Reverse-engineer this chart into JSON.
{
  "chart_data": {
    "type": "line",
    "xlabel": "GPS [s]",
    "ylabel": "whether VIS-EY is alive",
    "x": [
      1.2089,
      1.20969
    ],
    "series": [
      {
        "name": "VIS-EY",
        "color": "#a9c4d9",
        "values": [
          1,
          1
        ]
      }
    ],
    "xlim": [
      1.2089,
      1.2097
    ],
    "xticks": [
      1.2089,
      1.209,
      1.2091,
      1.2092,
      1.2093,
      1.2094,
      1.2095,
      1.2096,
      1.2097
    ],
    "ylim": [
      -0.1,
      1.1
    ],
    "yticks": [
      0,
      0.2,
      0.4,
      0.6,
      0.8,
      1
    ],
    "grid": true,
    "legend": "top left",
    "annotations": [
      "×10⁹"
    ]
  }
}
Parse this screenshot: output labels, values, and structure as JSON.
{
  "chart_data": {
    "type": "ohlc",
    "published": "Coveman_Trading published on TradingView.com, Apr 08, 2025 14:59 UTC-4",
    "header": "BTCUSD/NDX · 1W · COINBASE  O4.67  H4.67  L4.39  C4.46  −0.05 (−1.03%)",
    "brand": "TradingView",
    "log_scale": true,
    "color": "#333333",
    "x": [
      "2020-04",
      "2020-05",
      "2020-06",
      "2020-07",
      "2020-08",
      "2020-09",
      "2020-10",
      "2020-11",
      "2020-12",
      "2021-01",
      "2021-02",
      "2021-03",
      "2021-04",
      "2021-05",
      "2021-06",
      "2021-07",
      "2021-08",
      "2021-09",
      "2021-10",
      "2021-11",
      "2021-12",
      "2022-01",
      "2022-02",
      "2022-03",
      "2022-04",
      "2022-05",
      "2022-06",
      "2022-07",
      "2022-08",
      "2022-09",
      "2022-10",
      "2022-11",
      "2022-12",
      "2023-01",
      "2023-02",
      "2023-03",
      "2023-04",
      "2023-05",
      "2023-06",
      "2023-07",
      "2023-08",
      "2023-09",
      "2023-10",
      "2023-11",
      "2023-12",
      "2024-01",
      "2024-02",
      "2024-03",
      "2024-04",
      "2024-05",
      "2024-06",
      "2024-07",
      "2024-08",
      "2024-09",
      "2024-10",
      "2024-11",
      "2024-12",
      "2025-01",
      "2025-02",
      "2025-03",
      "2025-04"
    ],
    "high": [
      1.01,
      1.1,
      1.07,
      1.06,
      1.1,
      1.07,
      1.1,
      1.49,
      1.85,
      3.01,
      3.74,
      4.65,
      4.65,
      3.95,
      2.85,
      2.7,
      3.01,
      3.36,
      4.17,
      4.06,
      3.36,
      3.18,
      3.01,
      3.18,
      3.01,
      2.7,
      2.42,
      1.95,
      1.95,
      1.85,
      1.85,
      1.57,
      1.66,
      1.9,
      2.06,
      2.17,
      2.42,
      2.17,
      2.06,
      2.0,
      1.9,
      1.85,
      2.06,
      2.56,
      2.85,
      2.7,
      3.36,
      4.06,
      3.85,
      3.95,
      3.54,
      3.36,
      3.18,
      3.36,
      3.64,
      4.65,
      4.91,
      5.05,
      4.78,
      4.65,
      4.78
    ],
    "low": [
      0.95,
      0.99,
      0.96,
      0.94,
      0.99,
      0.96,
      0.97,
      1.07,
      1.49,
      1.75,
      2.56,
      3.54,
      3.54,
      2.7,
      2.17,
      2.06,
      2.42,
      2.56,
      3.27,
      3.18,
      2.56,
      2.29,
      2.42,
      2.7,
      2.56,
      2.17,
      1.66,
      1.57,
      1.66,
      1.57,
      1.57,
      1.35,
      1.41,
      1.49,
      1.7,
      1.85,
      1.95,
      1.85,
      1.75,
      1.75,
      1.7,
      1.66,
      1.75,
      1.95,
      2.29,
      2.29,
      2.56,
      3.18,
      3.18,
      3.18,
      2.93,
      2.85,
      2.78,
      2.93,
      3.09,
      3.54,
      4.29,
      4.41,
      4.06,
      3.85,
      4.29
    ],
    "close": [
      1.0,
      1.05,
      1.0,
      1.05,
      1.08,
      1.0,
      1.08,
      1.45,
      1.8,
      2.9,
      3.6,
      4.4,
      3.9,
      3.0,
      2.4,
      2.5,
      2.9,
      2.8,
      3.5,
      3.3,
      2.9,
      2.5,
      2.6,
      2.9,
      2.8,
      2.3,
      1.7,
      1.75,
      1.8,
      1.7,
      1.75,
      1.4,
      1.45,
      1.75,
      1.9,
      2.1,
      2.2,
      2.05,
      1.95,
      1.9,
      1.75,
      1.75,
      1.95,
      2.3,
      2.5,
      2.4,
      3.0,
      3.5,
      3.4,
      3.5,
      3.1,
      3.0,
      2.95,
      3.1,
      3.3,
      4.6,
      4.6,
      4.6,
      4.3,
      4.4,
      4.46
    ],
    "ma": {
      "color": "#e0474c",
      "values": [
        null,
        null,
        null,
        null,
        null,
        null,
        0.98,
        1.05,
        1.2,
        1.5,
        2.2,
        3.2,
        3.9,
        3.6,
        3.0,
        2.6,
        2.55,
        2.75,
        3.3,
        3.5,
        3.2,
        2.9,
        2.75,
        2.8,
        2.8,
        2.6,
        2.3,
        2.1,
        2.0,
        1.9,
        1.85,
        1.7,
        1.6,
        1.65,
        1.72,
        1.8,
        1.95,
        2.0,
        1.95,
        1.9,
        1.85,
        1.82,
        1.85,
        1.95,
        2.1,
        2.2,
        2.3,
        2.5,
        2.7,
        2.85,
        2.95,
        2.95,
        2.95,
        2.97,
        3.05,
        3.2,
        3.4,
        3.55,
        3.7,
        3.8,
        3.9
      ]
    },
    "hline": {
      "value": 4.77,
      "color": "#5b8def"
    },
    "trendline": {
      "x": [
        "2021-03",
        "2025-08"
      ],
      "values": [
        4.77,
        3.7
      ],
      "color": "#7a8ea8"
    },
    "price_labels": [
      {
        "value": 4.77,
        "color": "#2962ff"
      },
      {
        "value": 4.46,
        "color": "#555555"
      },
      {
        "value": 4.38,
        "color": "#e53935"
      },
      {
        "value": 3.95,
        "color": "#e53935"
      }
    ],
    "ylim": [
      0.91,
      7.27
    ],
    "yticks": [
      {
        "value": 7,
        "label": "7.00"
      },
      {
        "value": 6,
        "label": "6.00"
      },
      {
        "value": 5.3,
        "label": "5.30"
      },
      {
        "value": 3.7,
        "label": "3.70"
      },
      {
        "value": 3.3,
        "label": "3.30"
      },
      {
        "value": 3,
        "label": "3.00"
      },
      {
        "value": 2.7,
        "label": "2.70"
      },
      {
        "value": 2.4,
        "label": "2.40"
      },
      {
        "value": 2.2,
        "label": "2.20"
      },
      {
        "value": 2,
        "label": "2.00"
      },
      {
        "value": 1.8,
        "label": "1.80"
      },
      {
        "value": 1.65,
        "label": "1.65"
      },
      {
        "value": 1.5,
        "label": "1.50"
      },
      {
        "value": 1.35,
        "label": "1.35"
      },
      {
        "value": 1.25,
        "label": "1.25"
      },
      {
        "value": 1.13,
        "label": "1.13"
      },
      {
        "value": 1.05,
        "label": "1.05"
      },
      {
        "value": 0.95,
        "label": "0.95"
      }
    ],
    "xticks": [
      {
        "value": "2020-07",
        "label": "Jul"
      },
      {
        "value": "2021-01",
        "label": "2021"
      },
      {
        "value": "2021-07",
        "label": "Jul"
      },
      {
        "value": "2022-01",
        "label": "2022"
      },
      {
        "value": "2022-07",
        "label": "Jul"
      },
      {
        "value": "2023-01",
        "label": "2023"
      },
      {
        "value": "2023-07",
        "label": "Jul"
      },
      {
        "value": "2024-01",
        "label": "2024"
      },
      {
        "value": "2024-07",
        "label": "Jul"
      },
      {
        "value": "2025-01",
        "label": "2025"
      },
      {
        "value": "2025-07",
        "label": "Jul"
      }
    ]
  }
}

—————

**GOAL:**
Using the material above, gather every line that includes "values".

**WRITTEN RESPONSE:**
        "values": [
Parse this screenshot: output labels, values, and structure as JSON.
      "values": [
      "values": [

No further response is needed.